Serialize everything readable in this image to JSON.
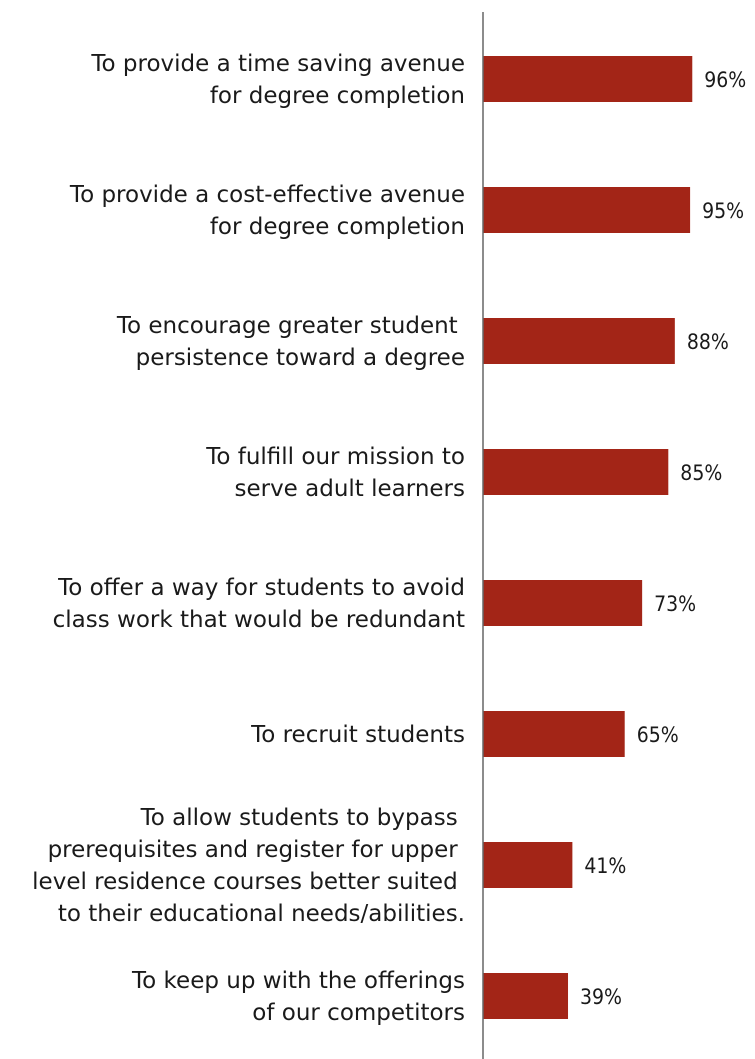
{
  "chart_data": {
    "type": "bar",
    "orientation": "horizontal",
    "categories": [
      [
        "To provide a time saving avenue",
        "for degree completion"
      ],
      [
        "To provide a cost-effective avenue",
        "for degree completion"
      ],
      [
        "To encourage greater student ",
        "persistence toward a degree"
      ],
      [
        "To fulfill our mission to",
        "serve adult learners"
      ],
      [
        "To offer a way for students to avoid",
        "class work that would be redundant"
      ],
      [
        "To recruit students"
      ],
      [
        "To allow students to bypass ",
        "prerequisites and register for upper ",
        "level residence courses better suited ",
        "to their educational needs/abilities."
      ],
      [
        "To keep up with the offerings",
        "of our competitors"
      ]
    ],
    "values": [
      96,
      95,
      88,
      85,
      73,
      65,
      41,
      39
    ],
    "value_labels": [
      "96%",
      "95%",
      "88%",
      "85%",
      "73%",
      "65%",
      "41%",
      "39%"
    ],
    "unit": "%",
    "xlim": [
      0,
      100
    ],
    "grid": false,
    "legend": "none",
    "colors": {
      "bar": "#A32517",
      "axis": "#666666",
      "text": "#1a1a1a"
    }
  }
}
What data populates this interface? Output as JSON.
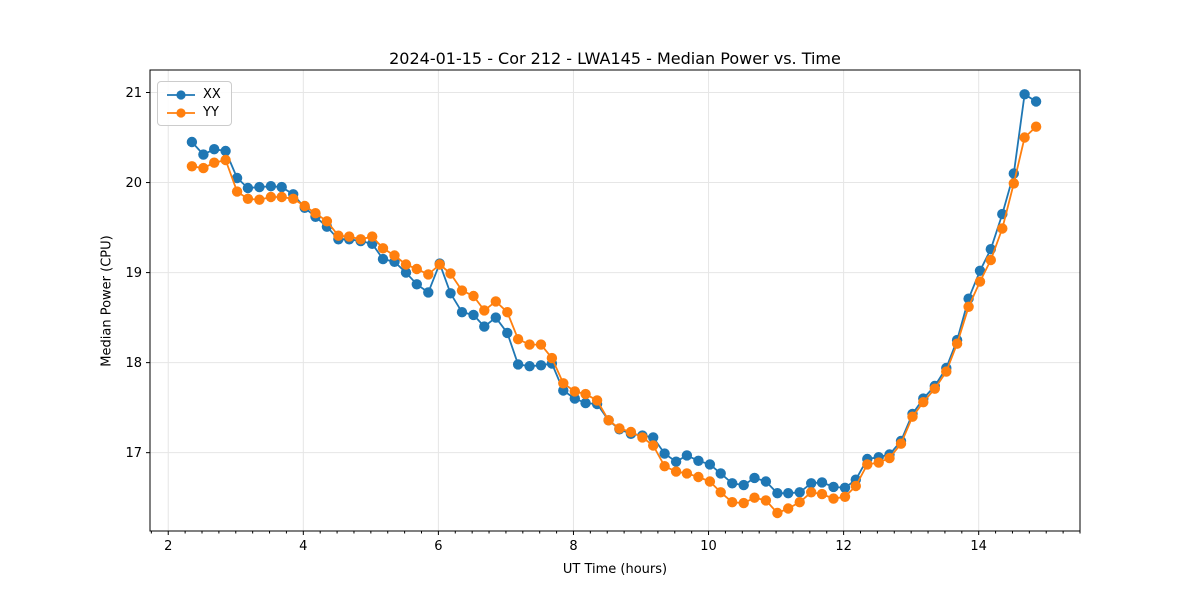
{
  "chart_data": {
    "type": "line",
    "title": "2024-01-15 - Cor 212 - LWA145 - Median Power vs. Time",
    "xlabel": "UT Time (hours)",
    "ylabel": "Median Power (CPU)",
    "xlim": [
      1.73,
      15.5
    ],
    "ylim": [
      16.13,
      21.25
    ],
    "x_ticks": [
      2,
      4,
      6,
      8,
      10,
      12,
      14
    ],
    "y_ticks": [
      17,
      18,
      19,
      20,
      21
    ],
    "x_minor_tick_step": 0.25,
    "grid": true,
    "grid_color": "#e6e6e6",
    "legend_position": "upper left",
    "marker": "circle",
    "x": [
      2.35,
      2.52,
      2.68,
      2.85,
      3.02,
      3.18,
      3.35,
      3.52,
      3.68,
      3.85,
      4.02,
      4.18,
      4.35,
      4.52,
      4.68,
      4.85,
      5.02,
      5.18,
      5.35,
      5.52,
      5.68,
      5.85,
      6.02,
      6.18,
      6.35,
      6.52,
      6.68,
      6.85,
      7.02,
      7.18,
      7.35,
      7.52,
      7.68,
      7.85,
      8.02,
      8.18,
      8.35,
      8.52,
      8.68,
      8.85,
      9.02,
      9.18,
      9.35,
      9.52,
      9.68,
      9.85,
      10.02,
      10.18,
      10.35,
      10.52,
      10.68,
      10.85,
      11.02,
      11.18,
      11.35,
      11.52,
      11.68,
      11.85,
      12.02,
      12.18,
      12.35,
      12.52,
      12.68,
      12.85,
      13.02,
      13.18,
      13.35,
      13.52,
      13.68,
      13.85,
      14.02,
      14.18,
      14.35,
      14.52,
      14.68,
      14.85
    ],
    "series": [
      {
        "name": "XX",
        "color": "#1f77b4",
        "values": [
          20.45,
          20.31,
          20.37,
          20.35,
          20.05,
          19.94,
          19.95,
          19.96,
          19.95,
          19.87,
          19.72,
          19.62,
          19.51,
          19.37,
          19.37,
          19.35,
          19.32,
          19.15,
          19.12,
          19.0,
          18.87,
          18.78,
          19.1,
          18.77,
          18.56,
          18.53,
          18.4,
          18.5,
          18.33,
          17.98,
          17.96,
          17.97,
          17.99,
          17.69,
          17.6,
          17.55,
          17.54,
          17.36,
          17.26,
          17.21,
          17.19,
          17.17,
          16.99,
          16.9,
          16.97,
          16.91,
          16.87,
          16.77,
          16.66,
          16.64,
          16.72,
          16.68,
          16.55,
          16.55,
          16.56,
          16.66,
          16.67,
          16.62,
          16.61,
          16.7,
          16.93,
          16.95,
          16.98,
          17.13,
          17.43,
          17.6,
          17.74,
          17.94,
          18.25,
          18.71,
          19.02,
          19.26,
          19.65,
          20.1,
          20.98,
          20.9
        ]
      },
      {
        "name": "YY",
        "color": "#ff7f0e",
        "values": [
          20.18,
          20.16,
          20.22,
          20.25,
          19.9,
          19.82,
          19.81,
          19.84,
          19.84,
          19.82,
          19.74,
          19.66,
          19.57,
          19.41,
          19.4,
          19.37,
          19.4,
          19.27,
          19.19,
          19.09,
          19.04,
          18.98,
          19.09,
          18.99,
          18.8,
          18.74,
          18.58,
          18.68,
          18.56,
          18.26,
          18.2,
          18.2,
          18.05,
          17.77,
          17.68,
          17.65,
          17.58,
          17.36,
          17.27,
          17.23,
          17.17,
          17.08,
          16.85,
          16.79,
          16.77,
          16.73,
          16.68,
          16.56,
          16.45,
          16.44,
          16.5,
          16.47,
          16.33,
          16.38,
          16.45,
          16.56,
          16.54,
          16.49,
          16.51,
          16.63,
          16.87,
          16.89,
          16.94,
          17.1,
          17.4,
          17.56,
          17.71,
          17.9,
          18.21,
          18.62,
          18.9,
          19.14,
          19.49,
          19.99,
          20.5,
          20.62
        ]
      }
    ]
  }
}
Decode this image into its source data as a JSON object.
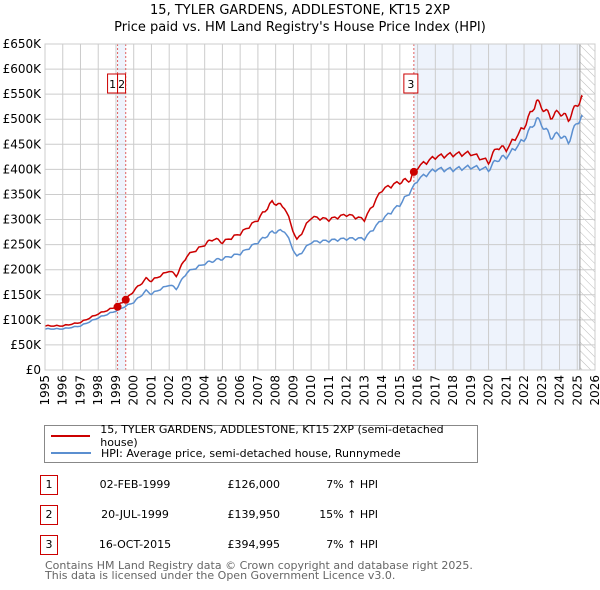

++++

- [Task to carry out]: Make an exact copy of all the material, but keep the pictures out of it.

- [Answer in full]:
Serialize everything readable in this image to JSON.
{
  "chart_data": {
    "type": "bar",
    "orientation": "horizontal",
    "categories": [
      [
        "To provide a time saving avenue",
        "for degree completion"
      ],
      [
        "To provide a cost-effective avenue",
        "for degree completion"
      ],
      [
        "To encourage greater student ",
        "persistence toward a degree"
      ],
      [
        "To fulfill our mission to",
        "serve adult learners"
      ],
      [
        "To offer a way for students to avoid",
        "class work that would be redundant"
      ],
      [
        "To recruit students"
      ],
      [
        "To allow students to bypass ",
        "prerequisites and register for upper ",
        "level residence courses better suited ",
        "to their educational needs/abilities."
      ],
      [
        "To keep up with the offerings",
        "of our competitors"
      ]
    ],
    "values": [
      96,
      95,
      88,
      85,
      73,
      65,
      41,
      39
    ],
    "value_labels": [
      "96%",
      "95%",
      "88%",
      "85%",
      "73%",
      "65%",
      "41%",
      "39%"
    ],
    "unit": "%",
    "xlim": [
      0,
      100
    ],
    "grid": false,
    "legend": "none",
    "colors": {
      "bar": "#A32517",
      "axis": "#666666",
      "text": "#1a1a1a"
    }
  }
}
What data populates this interface? Output as JSON.
{
  "chart_data": {
    "type": "line",
    "title": "2024-01-15 - Cor 212 - LWA145 - Median Power vs. Time",
    "xlabel": "UT Time (hours)",
    "ylabel": "Median Power (CPU)",
    "xlim": [
      1.73,
      15.5
    ],
    "ylim": [
      16.13,
      21.25
    ],
    "x_ticks": [
      2,
      4,
      6,
      8,
      10,
      12,
      14
    ],
    "y_ticks": [
      17,
      18,
      19,
      20,
      21
    ],
    "x_minor_tick_step": 0.25,
    "grid": true,
    "grid_color": "#e6e6e6",
    "legend_position": "upper left",
    "marker": "circle",
    "x": [
      2.35,
      2.52,
      2.68,
      2.85,
      3.02,
      3.18,
      3.35,
      3.52,
      3.68,
      3.85,
      4.02,
      4.18,
      4.35,
      4.52,
      4.68,
      4.85,
      5.02,
      5.18,
      5.35,
      5.52,
      5.68,
      5.85,
      6.02,
      6.18,
      6.35,
      6.52,
      6.68,
      6.85,
      7.02,
      7.18,
      7.35,
      7.52,
      7.68,
      7.85,
      8.02,
      8.18,
      8.35,
      8.52,
      8.68,
      8.85,
      9.02,
      9.18,
      9.35,
      9.52,
      9.68,
      9.85,
      10.02,
      10.18,
      10.35,
      10.52,
      10.68,
      10.85,
      11.02,
      11.18,
      11.35,
      11.52,
      11.68,
      11.85,
      12.02,
      12.18,
      12.35,
      12.52,
      12.68,
      12.85,
      13.02,
      13.18,
      13.35,
      13.52,
      13.68,
      13.85,
      14.02,
      14.18,
      14.35,
      14.52,
      14.68,
      14.85
    ],
    "series": [
      {
        "name": "XX",
        "color": "#1f77b4",
        "values": [
          20.45,
          20.31,
          20.37,
          20.35,
          20.05,
          19.94,
          19.95,
          19.96,
          19.95,
          19.87,
          19.72,
          19.62,
          19.51,
          19.37,
          19.37,
          19.35,
          19.32,
          19.15,
          19.12,
          19.0,
          18.87,
          18.78,
          19.1,
          18.77,
          18.56,
          18.53,
          18.4,
          18.5,
          18.33,
          17.98,
          17.96,
          17.97,
          17.99,
          17.69,
          17.6,
          17.55,
          17.54,
          17.36,
          17.26,
          17.21,
          17.19,
          17.17,
          16.99,
          16.9,
          16.97,
          16.91,
          16.87,
          16.77,
          16.66,
          16.64,
          16.72,
          16.68,
          16.55,
          16.55,
          16.56,
          16.66,
          16.67,
          16.62,
          16.61,
          16.7,
          16.93,
          16.95,
          16.98,
          17.13,
          17.43,
          17.6,
          17.74,
          17.94,
          18.25,
          18.71,
          19.02,
          19.26,
          19.65,
          20.1,
          20.98,
          20.9
        ]
      },
      {
        "name": "YY",
        "color": "#ff7f0e",
        "values": [
          20.18,
          20.16,
          20.22,
          20.25,
          19.9,
          19.82,
          19.81,
          19.84,
          19.84,
          19.82,
          19.74,
          19.66,
          19.57,
          19.41,
          19.4,
          19.37,
          19.4,
          19.27,
          19.19,
          19.09,
          19.04,
          18.98,
          19.09,
          18.99,
          18.8,
          18.74,
          18.58,
          18.68,
          18.56,
          18.26,
          18.2,
          18.2,
          18.05,
          17.77,
          17.68,
          17.65,
          17.58,
          17.36,
          17.27,
          17.23,
          17.17,
          17.08,
          16.85,
          16.79,
          16.77,
          16.73,
          16.68,
          16.56,
          16.45,
          16.44,
          16.5,
          16.47,
          16.33,
          16.38,
          16.45,
          16.56,
          16.54,
          16.49,
          16.51,
          16.63,
          16.87,
          16.89,
          16.94,
          17.1,
          17.4,
          17.56,
          17.71,
          17.9,
          18.21,
          18.62,
          18.9,
          19.14,
          19.49,
          19.99,
          20.5,
          20.62
        ]
      }
    ]
  }
}
Decode this image into its source data as a JSON object.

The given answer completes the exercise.